#### TASK GOAL
Repeat all entries exactly.

Dataset entries
◆ ◆ ◆ ◆ ◆ ◆ ◆
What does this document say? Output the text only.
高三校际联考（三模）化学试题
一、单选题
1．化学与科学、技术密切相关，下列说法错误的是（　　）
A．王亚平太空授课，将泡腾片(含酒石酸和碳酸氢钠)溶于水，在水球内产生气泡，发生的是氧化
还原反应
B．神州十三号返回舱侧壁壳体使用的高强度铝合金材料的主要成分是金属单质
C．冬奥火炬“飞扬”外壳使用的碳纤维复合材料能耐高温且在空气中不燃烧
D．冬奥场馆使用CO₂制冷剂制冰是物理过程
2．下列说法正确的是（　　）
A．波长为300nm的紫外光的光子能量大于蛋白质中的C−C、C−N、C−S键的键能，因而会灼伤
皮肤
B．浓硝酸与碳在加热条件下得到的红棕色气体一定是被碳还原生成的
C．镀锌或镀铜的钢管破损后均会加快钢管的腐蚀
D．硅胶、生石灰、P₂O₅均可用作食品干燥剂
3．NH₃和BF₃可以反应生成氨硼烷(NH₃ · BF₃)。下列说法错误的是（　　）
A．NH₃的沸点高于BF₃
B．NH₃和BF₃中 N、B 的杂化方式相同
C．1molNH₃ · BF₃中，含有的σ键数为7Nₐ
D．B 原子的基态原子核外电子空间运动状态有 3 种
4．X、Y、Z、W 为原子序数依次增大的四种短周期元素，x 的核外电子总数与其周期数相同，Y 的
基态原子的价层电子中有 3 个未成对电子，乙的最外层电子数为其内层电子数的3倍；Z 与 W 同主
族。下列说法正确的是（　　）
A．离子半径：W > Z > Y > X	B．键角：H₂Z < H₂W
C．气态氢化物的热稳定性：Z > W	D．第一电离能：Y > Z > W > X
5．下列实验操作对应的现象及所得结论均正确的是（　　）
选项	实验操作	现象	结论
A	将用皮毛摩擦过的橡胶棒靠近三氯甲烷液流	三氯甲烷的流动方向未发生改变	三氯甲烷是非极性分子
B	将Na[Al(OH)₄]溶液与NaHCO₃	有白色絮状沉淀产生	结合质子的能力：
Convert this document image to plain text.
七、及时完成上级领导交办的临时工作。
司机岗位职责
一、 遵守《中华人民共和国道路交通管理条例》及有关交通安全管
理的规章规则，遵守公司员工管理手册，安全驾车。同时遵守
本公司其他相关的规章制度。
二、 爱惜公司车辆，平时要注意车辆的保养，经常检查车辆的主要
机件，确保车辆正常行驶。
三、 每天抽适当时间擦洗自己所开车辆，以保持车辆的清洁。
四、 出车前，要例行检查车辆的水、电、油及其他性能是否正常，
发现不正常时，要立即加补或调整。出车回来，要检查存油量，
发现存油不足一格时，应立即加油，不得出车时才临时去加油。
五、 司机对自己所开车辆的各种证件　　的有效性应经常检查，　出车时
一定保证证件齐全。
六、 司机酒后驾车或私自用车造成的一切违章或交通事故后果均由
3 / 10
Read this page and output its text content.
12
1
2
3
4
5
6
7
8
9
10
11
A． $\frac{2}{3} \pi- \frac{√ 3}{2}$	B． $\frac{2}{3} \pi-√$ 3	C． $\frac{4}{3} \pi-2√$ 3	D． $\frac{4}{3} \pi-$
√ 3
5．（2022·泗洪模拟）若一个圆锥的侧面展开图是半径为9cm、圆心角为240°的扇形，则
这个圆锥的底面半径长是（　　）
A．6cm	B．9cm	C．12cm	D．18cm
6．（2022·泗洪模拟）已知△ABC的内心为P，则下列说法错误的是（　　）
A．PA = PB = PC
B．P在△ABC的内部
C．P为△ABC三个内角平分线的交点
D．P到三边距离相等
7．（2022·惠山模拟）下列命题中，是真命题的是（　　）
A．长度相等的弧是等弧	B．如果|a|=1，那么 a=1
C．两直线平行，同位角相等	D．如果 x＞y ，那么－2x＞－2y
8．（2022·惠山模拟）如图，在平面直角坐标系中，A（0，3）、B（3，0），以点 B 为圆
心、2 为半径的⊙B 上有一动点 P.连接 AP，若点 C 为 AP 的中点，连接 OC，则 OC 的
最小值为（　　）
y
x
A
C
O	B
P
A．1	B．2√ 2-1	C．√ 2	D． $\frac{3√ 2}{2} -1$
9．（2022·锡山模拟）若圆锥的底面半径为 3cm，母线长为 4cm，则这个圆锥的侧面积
◆ ◆ ◆ ◆ ◆ ◆ ◆
#### OUTPUT FOR THIS EXERCISE
What does this document say? Output the text only.
高三校际联考（三模）化学试题
一、单选题
1．化学与科学、技术密切相关，下列说法错误的是（　　）
A．王亚平太空授课，将泡腾片(含酒石酸和碳酸氢钠)溶于水，在水球内产生气泡，发生的是氧化
还原反应
B．神州十三号返回舱侧壁壳体使用的高强度铝合金材料的主要成分是金属单质
C．冬奥火炬“飞扬”外壳使用的碳纤维复合材料能耐高温且在空气中不燃烧
D．冬奥场馆使用CO₂制冷剂制冰是物理过程
2．下列说法正确的是（　　）
A．波长为300nm的紫外光的光子能量大于蛋白质中的C−C、C−N、C−S键的键能，因而会灼伤
皮肤
B．浓硝酸与碳在加热条件下得到的红棕色气体一定是被碳还原生成的
C．镀锌或镀铜的钢管破损后均会加快钢管的腐蚀
D．硅胶、生石灰、P₂O₅均可用作食品干燥剂
3．NH₃和BF₃可以反应生成氨硼烷(NH₃ · BF₃)。下列说法错误的是（　　）
A．NH₃的沸点高于BF₃
B．NH₃和BF₃中 N、B 的杂化方式相同
C．1molNH₃ · BF₃中，含有的σ键数为7Nₐ
D．B 原子的基态原子核外电子空间运动状态有 3 种
4．X、Y、Z、W 为原子序数依次增大的四种短周期元素，x 的核外电子总数与其周期数相同，Y 的
基态原子的价层电子中有 3 个未成对电子，乙的最外层电子数为其内层电子数的3倍；Z 与 W 同主
族。下列说法正确的是（　　）
A．离子半径：W > Z > Y > X	B．键角：H₂Z < H₂W
C．气态氢化物的热稳定性：Z > W	D．第一电离能：Y > Z > W > X
5．下列实验操作对应的现象及所得结论均正确的是（　　）
选项	实验操作	现象	结论
A	将用皮毛摩擦过的橡胶棒靠近三氯甲烷液流	三氯甲烷的流动方向未发生改变	三氯甲烷是非极性分子
B	将Na[Al(OH)₄]溶液与NaHCO₃	有白色絮状沉淀产生	结合质子的能力：
Convert this document image to plain text.
七、及时完成上级领导交办的临时工作。
司机岗位职责
一、 遵守《中华人民共和国道路交通管理条例》及有关交通安全管
理的规章规则，遵守公司员工管理手册，安全驾车。同时遵守
本公司其他相关的规章制度。
二、 爱惜公司车辆，平时要注意车辆的保养，经常检查车辆的主要
机件，确保车辆正常行驶。
三、 每天抽适当时间擦洗自己所开车辆，以保持车辆的清洁。
四、 出车前，要例行检查车辆的水、电、油及其他性能是否正常，
发现不正常时，要立即加补或调整。出车回来，要检查存油量，
发现存油不足一格时，应立即加油，不得出车时才临时去加油。
五、 司机对自己所开车辆的各种证件　　的有效性应经常检查，　出车时
一定保证证件齐全。
六、 司机酒后驾车或私自用车造成的一切违章或交通事故后果均由
3 / 10
Read this page and output its text content.
12
1
2
3
4
5
6
7
8
9
10
11
A． $\frac{2}{3} \pi- \frac{√ 3}{2}$	B． $\frac{2}{3} \pi-√$ 3	C． $\frac{4}{3} \pi-2√$ 3	D． $\frac{4}{3} \pi-$
√ 3
5．（2022·泗洪模拟）若一个圆锥的侧面展开图是半径为9cm、圆心角为240°的扇形，则
这个圆锥的底面半径长是（　　）
A．6cm	B．9cm	C．12cm	D．18cm
6．（2022·泗洪模拟）已知△ABC的内心为P，则下列说法错误的是（　　）
A．PA = PB = PC
B．P在△ABC的内部
C．P为△ABC三个内角平分线的交点
D．P到三边距离相等
7．（2022·惠山模拟）下列命题中，是真命题的是（　　）
A．长度相等的弧是等弧	B．如果|a|=1，那么 a=1
C．两直线平行，同位角相等	D．如果 x＞y ，那么－2x＞－2y
8．（2022·惠山模拟）如图，在平面直角坐标系中，A（0，3）、B（3，0），以点 B 为圆
心、2 为半径的⊙B 上有一动点 P.连接 AP，若点 C 为 AP 的中点，连接 OC，则 OC 的
最小值为（　　）
y
x
A
C
O	B
P
A．1	B．2√ 2-1	C．√ 2	D． $\frac{3√ 2}{2} -1$
9．（2022·锡山模拟）若圆锥的底面半径为 3cm，母线长为 4cm，则这个圆锥的侧面积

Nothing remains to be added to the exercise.